──────── Stored data

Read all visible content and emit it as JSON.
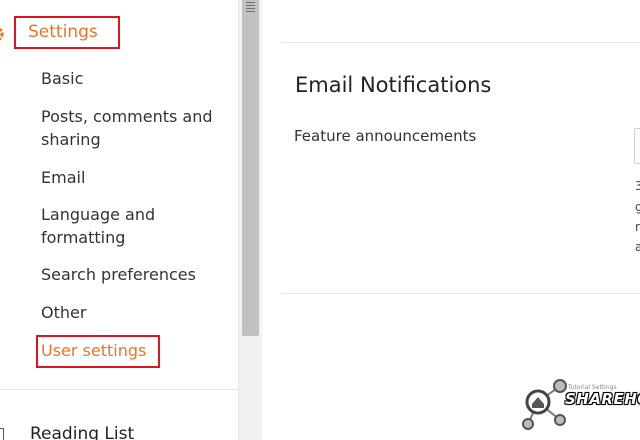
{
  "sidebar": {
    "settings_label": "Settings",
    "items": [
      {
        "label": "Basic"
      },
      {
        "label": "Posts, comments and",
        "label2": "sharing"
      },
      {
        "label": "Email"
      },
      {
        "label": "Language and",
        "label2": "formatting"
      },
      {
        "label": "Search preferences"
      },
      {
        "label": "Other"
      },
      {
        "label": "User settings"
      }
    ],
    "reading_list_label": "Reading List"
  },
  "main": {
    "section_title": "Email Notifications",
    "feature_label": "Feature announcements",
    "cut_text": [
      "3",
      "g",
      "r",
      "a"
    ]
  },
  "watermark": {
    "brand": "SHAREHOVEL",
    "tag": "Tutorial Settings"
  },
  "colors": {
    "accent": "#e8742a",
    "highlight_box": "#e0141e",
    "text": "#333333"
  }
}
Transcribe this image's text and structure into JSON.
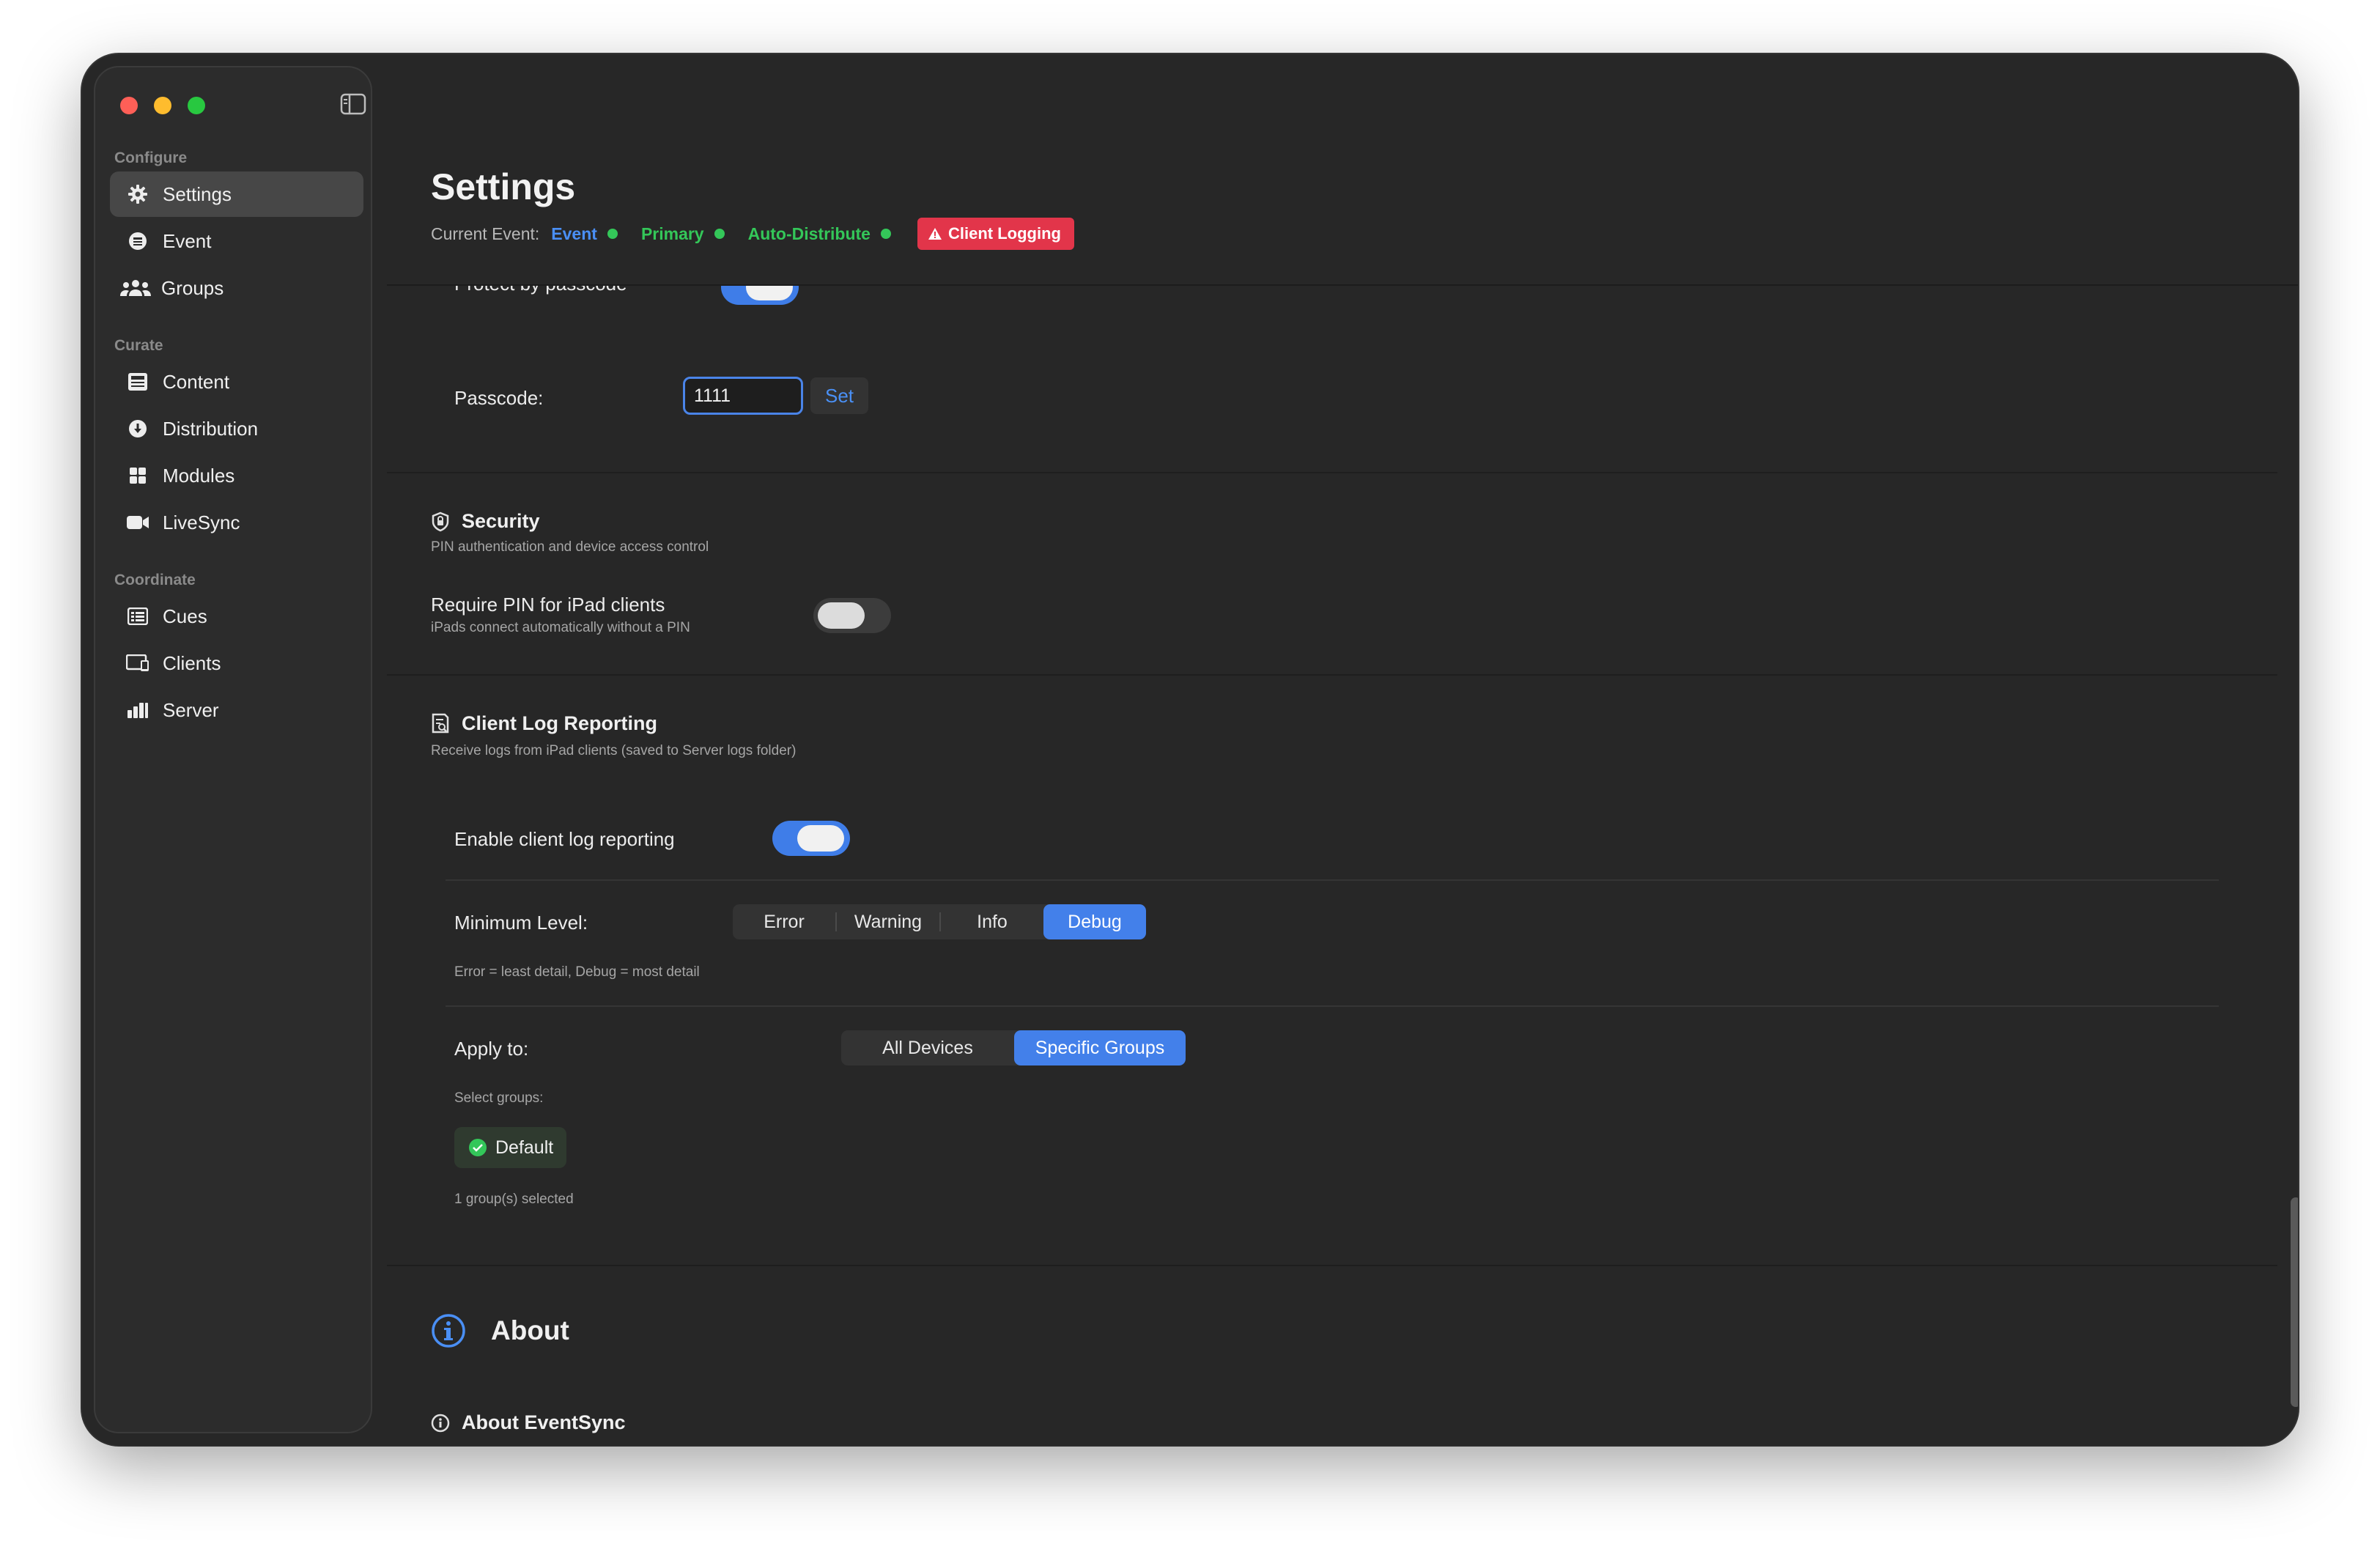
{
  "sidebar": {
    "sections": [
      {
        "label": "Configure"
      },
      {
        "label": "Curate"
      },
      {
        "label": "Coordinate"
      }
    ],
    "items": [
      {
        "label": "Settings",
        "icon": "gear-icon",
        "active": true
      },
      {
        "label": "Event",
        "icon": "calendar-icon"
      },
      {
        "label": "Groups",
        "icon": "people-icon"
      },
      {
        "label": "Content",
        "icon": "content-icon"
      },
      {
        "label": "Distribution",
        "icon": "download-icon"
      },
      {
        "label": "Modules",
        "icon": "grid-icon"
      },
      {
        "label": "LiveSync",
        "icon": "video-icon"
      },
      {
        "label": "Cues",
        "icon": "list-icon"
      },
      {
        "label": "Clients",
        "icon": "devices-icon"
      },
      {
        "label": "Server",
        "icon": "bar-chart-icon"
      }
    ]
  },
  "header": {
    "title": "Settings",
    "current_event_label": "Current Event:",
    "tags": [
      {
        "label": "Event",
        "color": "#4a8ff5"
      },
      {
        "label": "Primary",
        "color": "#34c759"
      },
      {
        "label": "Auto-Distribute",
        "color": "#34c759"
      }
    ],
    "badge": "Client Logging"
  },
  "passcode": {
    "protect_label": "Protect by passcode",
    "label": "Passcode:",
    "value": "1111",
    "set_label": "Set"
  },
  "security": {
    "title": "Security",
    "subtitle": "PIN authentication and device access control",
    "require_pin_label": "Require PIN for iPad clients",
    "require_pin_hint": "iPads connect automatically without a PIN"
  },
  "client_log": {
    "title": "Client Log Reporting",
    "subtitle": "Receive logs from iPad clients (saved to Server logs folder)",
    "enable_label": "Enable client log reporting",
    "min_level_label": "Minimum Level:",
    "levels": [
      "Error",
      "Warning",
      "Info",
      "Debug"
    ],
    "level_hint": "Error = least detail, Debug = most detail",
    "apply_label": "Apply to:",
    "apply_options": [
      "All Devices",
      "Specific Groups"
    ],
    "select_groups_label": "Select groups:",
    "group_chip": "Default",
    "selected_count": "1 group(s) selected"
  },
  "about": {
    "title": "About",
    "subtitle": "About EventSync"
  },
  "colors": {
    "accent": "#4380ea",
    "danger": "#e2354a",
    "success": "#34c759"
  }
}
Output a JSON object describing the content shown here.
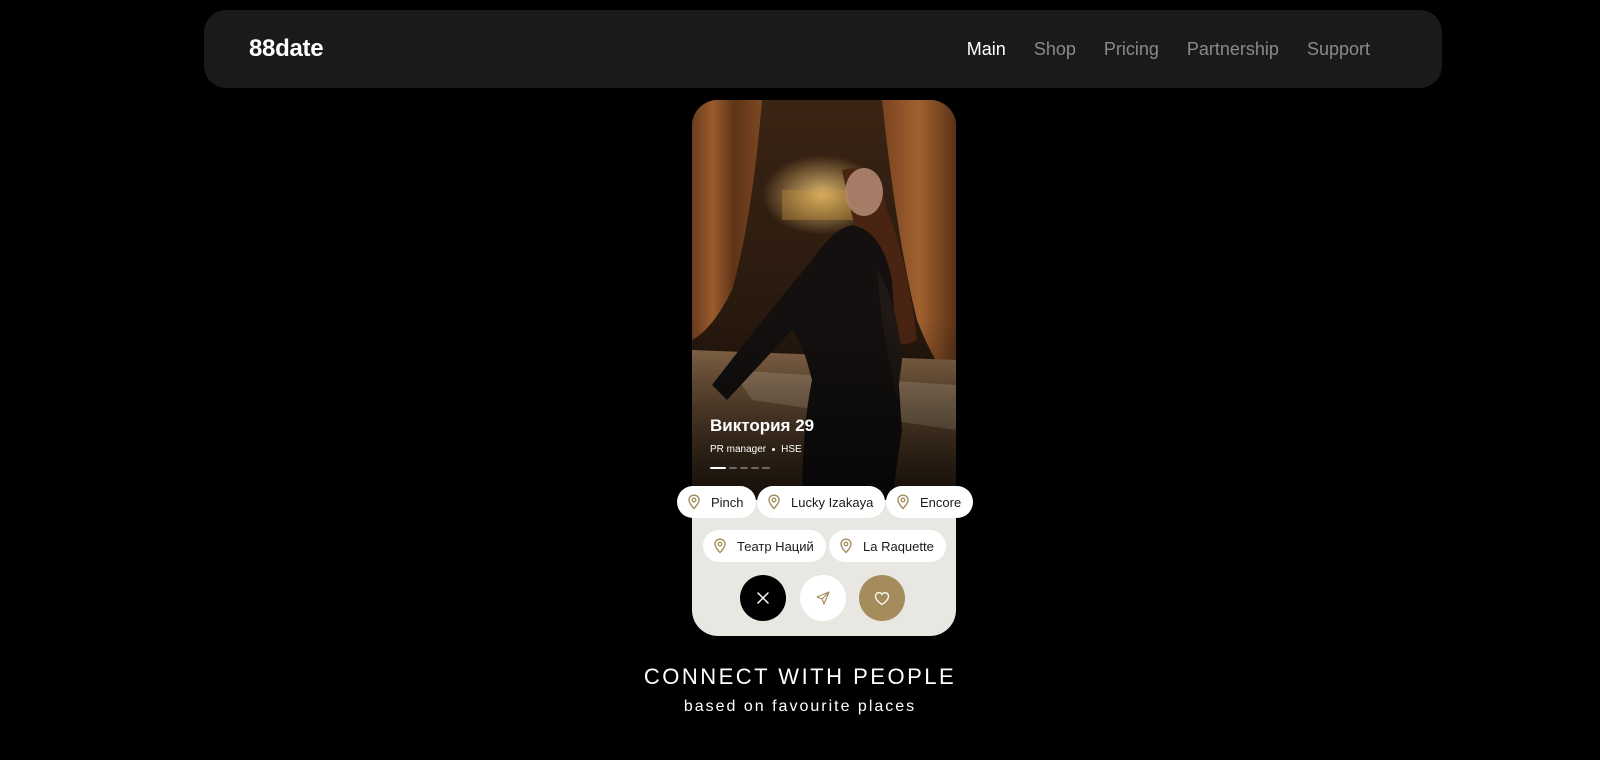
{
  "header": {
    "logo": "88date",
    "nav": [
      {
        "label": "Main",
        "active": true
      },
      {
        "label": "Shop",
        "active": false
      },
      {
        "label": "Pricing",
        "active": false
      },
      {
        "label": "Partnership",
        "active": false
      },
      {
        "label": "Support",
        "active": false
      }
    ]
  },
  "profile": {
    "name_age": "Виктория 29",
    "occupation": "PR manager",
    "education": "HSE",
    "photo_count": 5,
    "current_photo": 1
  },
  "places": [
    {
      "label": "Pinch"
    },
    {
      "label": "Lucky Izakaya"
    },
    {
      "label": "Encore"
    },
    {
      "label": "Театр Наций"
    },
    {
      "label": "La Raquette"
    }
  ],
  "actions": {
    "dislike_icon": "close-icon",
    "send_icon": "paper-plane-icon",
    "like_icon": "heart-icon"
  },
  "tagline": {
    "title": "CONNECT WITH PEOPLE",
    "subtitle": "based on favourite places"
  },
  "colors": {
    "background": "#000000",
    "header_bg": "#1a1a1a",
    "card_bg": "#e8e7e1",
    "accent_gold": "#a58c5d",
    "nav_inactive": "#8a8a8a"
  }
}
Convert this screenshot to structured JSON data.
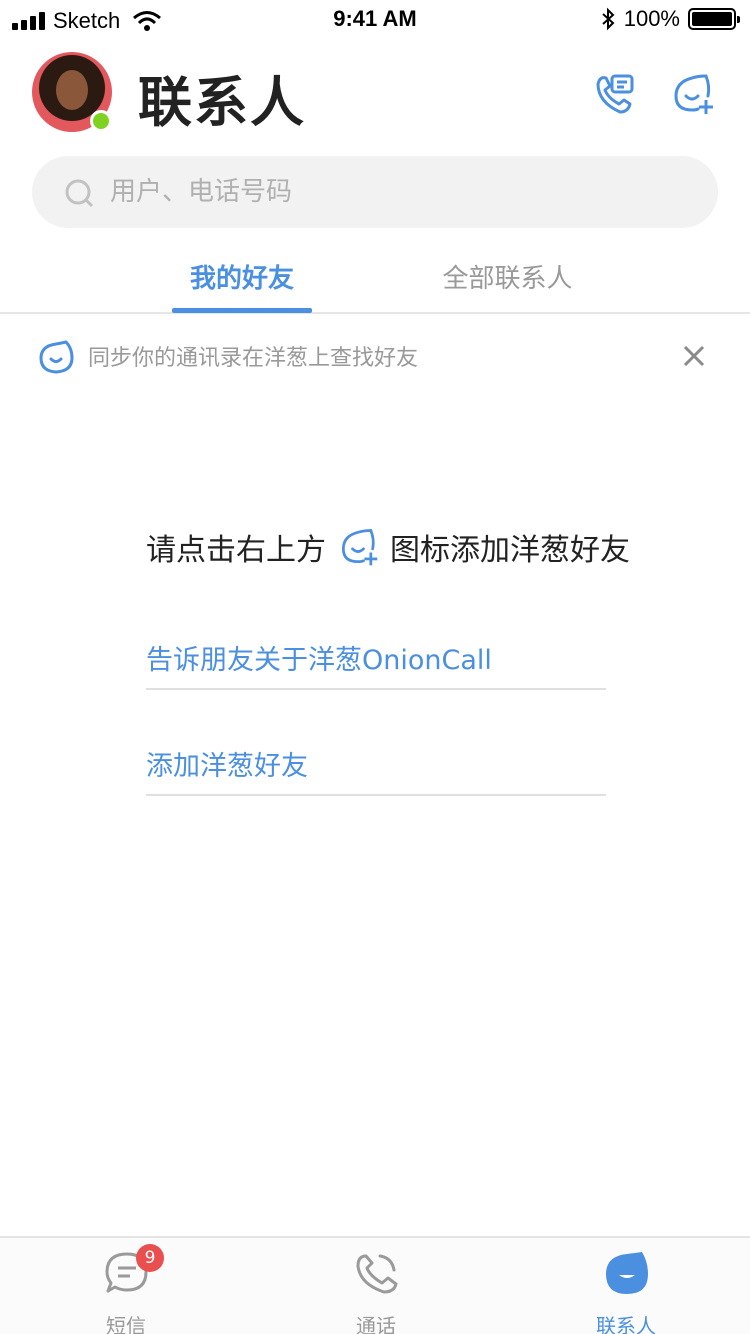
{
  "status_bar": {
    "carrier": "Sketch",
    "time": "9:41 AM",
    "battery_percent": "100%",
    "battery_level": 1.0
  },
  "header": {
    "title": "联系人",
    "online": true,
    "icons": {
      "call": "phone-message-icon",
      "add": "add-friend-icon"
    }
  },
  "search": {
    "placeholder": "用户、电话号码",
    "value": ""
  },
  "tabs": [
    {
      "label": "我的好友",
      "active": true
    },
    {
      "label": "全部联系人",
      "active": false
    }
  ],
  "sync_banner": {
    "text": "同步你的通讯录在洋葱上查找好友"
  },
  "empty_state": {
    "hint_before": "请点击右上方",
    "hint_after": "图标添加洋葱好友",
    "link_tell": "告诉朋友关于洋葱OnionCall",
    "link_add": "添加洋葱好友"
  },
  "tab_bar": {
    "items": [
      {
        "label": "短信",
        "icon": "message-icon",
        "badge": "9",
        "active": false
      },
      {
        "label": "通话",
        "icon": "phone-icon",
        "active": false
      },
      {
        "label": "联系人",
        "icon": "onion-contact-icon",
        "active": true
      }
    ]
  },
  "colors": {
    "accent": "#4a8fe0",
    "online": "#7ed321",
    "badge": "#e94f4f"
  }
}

────────────────

» Exercise instructions: Show every line above in which the word "Error" occurs.

» Expected answer:
      "Error",
    "level_hint": "Error = least detail, Debug = most detail",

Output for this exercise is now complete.